Written exercise: Identify each line below that contains the word "dashboard", and copy it out.

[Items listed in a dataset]
------

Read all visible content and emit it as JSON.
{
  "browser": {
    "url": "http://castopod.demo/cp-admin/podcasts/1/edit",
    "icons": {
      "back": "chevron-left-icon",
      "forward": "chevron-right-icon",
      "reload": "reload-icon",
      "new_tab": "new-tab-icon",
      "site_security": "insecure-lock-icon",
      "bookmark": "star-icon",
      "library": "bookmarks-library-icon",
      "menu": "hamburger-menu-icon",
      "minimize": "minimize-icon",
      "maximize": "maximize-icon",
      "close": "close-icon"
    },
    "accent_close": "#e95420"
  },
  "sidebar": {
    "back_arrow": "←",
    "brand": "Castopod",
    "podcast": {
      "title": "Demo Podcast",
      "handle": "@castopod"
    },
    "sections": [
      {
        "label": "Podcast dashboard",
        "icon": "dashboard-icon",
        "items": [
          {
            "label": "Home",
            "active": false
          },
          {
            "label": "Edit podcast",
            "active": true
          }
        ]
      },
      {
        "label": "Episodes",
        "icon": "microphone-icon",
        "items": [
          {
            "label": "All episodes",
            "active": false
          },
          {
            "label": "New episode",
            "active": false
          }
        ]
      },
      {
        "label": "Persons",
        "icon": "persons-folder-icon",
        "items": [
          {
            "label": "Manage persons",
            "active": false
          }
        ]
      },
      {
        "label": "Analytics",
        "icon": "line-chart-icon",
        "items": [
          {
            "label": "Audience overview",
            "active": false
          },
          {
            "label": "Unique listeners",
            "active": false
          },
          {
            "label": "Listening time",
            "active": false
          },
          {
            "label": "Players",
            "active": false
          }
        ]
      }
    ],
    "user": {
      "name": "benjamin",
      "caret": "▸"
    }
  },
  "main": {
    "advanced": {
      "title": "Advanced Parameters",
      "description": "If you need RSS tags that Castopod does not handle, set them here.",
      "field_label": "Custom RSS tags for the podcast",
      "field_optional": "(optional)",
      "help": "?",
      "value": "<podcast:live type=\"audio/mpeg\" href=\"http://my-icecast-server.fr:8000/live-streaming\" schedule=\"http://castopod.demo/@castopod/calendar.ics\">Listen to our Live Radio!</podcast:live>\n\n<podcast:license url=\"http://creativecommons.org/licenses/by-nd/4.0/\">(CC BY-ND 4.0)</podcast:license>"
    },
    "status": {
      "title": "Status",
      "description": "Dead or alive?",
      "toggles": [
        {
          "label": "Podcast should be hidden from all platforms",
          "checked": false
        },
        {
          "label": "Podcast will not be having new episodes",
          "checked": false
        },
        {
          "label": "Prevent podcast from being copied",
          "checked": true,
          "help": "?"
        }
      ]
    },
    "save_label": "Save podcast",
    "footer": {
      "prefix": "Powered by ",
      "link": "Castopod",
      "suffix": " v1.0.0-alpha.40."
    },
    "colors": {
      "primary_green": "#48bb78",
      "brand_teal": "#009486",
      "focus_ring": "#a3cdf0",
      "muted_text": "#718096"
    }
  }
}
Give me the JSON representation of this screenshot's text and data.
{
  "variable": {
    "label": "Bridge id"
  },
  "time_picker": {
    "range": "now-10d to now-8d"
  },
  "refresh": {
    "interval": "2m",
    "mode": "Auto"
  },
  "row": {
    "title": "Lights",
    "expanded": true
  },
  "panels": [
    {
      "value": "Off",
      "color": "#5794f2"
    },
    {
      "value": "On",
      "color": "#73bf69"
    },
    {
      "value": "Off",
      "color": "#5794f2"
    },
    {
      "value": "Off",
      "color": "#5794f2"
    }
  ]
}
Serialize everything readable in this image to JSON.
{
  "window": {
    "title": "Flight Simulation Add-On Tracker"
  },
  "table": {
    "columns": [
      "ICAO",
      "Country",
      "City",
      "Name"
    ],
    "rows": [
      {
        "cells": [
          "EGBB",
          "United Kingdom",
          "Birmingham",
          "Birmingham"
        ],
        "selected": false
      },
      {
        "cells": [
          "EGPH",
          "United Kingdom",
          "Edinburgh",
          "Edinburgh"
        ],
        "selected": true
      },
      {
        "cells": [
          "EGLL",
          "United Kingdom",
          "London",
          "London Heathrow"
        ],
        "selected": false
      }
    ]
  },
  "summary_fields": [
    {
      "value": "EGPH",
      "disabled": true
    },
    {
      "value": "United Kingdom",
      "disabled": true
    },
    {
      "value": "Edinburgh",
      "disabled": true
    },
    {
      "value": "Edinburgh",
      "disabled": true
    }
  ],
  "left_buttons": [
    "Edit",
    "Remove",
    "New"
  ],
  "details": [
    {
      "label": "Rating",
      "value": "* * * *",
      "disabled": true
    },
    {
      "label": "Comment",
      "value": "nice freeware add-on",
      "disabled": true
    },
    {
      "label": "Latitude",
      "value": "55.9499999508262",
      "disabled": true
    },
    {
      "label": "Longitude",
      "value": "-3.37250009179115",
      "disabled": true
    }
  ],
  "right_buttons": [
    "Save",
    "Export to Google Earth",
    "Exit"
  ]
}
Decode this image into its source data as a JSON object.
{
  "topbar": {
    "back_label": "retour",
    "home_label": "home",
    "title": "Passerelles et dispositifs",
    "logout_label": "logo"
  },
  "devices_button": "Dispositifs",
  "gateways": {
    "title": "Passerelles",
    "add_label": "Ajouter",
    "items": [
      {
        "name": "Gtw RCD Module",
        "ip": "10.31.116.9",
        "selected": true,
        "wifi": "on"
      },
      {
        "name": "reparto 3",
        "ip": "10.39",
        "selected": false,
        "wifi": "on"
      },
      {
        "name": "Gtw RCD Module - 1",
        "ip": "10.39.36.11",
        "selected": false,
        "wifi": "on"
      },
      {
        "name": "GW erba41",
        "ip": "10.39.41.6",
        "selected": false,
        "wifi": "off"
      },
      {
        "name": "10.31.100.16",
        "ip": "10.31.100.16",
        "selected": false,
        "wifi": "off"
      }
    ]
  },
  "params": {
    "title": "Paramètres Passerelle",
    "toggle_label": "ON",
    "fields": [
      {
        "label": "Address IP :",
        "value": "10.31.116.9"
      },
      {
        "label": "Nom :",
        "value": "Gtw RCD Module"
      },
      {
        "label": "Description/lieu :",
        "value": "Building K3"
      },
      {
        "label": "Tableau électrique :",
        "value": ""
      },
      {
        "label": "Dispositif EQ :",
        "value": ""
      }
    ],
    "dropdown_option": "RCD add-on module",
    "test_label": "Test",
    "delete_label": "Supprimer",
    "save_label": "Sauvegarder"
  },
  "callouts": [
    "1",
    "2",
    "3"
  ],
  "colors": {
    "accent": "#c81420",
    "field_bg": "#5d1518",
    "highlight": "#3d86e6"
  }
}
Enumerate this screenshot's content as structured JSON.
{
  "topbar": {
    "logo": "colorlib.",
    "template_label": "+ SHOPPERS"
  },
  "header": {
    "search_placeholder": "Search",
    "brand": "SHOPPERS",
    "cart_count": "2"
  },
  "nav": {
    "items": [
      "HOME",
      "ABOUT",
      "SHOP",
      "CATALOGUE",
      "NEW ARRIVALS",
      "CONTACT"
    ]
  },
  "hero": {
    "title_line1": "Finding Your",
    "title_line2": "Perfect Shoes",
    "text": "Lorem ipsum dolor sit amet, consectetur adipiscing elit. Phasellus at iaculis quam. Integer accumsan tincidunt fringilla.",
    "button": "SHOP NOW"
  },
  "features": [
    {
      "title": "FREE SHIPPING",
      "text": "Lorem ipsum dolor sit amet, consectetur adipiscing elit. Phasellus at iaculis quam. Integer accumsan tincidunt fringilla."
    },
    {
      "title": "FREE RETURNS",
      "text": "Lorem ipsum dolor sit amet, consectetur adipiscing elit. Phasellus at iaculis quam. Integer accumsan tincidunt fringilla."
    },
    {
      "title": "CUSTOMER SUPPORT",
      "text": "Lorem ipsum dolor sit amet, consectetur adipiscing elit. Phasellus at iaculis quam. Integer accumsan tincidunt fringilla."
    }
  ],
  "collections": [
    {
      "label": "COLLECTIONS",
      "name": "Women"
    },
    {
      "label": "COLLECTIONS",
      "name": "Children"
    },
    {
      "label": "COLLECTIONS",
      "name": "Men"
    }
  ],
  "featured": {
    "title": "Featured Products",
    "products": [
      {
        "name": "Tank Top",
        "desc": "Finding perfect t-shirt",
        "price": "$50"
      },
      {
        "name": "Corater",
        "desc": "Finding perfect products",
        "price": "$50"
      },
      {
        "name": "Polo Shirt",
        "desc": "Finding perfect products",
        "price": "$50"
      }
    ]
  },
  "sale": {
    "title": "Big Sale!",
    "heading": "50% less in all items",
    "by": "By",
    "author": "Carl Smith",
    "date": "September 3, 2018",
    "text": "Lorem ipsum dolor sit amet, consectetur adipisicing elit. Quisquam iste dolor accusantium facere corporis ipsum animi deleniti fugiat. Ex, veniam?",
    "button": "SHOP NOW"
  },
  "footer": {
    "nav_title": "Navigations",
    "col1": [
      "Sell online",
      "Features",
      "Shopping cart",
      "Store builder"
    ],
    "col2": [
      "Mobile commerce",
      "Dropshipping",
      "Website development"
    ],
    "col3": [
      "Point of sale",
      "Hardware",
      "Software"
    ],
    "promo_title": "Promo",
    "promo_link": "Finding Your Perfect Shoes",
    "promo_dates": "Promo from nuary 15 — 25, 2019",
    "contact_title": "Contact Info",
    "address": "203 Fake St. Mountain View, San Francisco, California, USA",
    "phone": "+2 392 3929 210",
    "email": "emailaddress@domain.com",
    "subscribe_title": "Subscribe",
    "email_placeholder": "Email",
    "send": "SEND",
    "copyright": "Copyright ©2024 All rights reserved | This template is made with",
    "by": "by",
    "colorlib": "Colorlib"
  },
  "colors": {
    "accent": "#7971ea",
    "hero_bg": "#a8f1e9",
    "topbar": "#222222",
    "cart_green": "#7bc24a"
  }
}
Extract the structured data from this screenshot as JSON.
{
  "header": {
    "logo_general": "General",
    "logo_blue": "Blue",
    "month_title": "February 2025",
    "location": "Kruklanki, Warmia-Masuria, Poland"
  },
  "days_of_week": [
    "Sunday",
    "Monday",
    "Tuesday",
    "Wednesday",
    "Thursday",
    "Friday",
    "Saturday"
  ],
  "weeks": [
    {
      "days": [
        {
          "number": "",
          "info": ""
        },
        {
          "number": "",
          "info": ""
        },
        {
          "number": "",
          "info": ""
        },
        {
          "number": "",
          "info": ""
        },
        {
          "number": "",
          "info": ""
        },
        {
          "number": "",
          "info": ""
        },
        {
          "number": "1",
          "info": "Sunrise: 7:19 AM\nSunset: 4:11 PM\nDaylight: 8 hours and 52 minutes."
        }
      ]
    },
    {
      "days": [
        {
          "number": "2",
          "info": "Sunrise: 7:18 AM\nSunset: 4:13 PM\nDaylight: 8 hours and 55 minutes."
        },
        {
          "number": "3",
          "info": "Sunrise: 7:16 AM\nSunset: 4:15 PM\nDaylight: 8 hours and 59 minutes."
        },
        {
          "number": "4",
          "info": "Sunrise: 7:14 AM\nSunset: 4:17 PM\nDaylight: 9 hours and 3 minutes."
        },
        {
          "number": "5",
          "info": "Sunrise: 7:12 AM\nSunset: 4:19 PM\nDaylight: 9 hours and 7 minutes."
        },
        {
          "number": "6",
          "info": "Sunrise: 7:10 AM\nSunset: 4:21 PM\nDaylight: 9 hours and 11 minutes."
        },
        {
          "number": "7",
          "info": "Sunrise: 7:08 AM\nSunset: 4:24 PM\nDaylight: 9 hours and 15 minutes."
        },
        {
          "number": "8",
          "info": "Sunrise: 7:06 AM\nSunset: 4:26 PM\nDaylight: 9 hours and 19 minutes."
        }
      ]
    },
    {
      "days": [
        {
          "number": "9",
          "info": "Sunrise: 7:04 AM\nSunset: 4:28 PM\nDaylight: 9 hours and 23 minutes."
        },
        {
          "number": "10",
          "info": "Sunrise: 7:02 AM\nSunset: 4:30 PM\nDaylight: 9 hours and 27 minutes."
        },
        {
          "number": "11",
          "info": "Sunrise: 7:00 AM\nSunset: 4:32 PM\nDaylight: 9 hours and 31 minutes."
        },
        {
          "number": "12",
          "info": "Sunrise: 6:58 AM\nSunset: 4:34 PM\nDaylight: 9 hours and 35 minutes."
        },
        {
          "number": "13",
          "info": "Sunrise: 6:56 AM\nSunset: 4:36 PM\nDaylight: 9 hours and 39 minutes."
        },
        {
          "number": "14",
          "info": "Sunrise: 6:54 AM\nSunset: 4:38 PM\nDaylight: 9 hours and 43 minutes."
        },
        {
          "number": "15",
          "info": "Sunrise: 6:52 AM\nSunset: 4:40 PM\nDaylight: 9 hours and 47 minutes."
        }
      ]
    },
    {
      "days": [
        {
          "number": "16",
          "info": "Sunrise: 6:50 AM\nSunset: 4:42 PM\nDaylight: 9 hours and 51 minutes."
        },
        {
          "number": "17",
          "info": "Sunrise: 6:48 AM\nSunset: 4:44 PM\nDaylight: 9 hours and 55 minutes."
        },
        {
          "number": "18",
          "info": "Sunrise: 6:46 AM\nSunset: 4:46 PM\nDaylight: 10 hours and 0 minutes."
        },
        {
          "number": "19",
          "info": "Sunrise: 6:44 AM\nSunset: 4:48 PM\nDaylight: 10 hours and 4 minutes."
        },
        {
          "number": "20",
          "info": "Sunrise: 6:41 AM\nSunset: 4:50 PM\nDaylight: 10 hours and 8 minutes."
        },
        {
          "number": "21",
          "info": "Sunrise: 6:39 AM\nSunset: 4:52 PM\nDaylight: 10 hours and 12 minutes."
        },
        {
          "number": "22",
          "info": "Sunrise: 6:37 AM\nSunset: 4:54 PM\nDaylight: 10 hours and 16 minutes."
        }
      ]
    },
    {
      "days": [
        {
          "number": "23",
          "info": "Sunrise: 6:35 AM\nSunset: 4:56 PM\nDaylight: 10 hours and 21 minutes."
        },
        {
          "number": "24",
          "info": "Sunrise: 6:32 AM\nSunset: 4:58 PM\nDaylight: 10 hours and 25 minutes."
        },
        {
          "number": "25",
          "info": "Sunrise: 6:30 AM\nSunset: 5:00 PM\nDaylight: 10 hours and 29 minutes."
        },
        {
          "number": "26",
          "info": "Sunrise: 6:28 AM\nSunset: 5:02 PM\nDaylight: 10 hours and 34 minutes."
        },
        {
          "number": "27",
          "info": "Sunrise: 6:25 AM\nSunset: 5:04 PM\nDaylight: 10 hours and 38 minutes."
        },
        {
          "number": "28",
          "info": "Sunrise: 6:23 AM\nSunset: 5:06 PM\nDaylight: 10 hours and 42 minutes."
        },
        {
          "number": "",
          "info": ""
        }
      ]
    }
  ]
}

------

Written solution:
        "label": "Podcast dashboard",
        "icon": "dashboard-icon",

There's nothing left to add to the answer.